Give the count of lines in the data that include the string "title", with no added remarks.

--- start INPUT FOR THIS TASK ---

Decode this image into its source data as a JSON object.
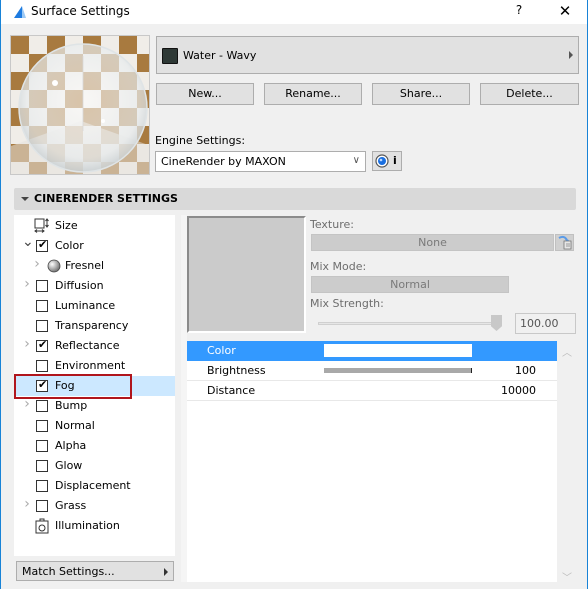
{
  "window": {
    "title": "Surface Settings",
    "help_label": "?",
    "close_label": "✕"
  },
  "material": {
    "name": "Water - Wavy",
    "swatch_color": "#2d3835"
  },
  "buttons": {
    "new": "New...",
    "rename": "Rename...",
    "share": "Share...",
    "delete": "Delete..."
  },
  "engine": {
    "label": "Engine Settings:",
    "value": "CineRender by MAXON",
    "chevron": "∨",
    "info_label": "i"
  },
  "section": {
    "title": "CINERENDER SETTINGS"
  },
  "channels": [
    {
      "label": "Size",
      "expander": "",
      "icon": "size",
      "checked": null
    },
    {
      "label": "Color",
      "expander": "open",
      "checked": true
    },
    {
      "label": "Fresnel",
      "expander": "closed",
      "icon": "sphere",
      "child": true,
      "checked": null
    },
    {
      "label": "Diffusion",
      "expander": "closed",
      "checked": false
    },
    {
      "label": "Luminance",
      "expander": "",
      "checked": false
    },
    {
      "label": "Transparency",
      "expander": "",
      "checked": false
    },
    {
      "label": "Reflectance",
      "expander": "closed",
      "checked": true
    },
    {
      "label": "Environment",
      "expander": "",
      "checked": false
    },
    {
      "label": "Fog",
      "expander": "",
      "checked": true,
      "selected": true
    },
    {
      "label": "Bump",
      "expander": "closed",
      "checked": false
    },
    {
      "label": "Normal",
      "expander": "",
      "checked": false
    },
    {
      "label": "Alpha",
      "expander": "",
      "checked": false
    },
    {
      "label": "Glow",
      "expander": "",
      "checked": false
    },
    {
      "label": "Displacement",
      "expander": "",
      "checked": false
    },
    {
      "label": "Grass",
      "expander": "closed",
      "checked": false
    },
    {
      "label": "Illumination",
      "expander": "",
      "icon": "illumination",
      "checked": null
    }
  ],
  "match_settings": "Match Settings...",
  "texture": {
    "label": "Texture:",
    "value": "None",
    "mix_mode_label": "Mix Mode:",
    "mix_mode_value": "Normal",
    "mix_strength_label": "Mix Strength:",
    "mix_strength_value": "100.00",
    "mix_strength_percent": 100
  },
  "params": [
    {
      "name": "Color",
      "type": "color",
      "color": "#ffffff",
      "value": ""
    },
    {
      "name": "Brightness",
      "type": "bar",
      "percent": 100,
      "value": "100"
    },
    {
      "name": "Distance",
      "type": "number",
      "value": "10000"
    }
  ],
  "colors": {
    "accent": "#3399ff",
    "selection": "#cce8ff",
    "highlight_box": "#b0151c",
    "window_border": "#1883d7"
  }
}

--- end INPUT FOR THIS TASK ---

● PROBLEM SOLUTION
2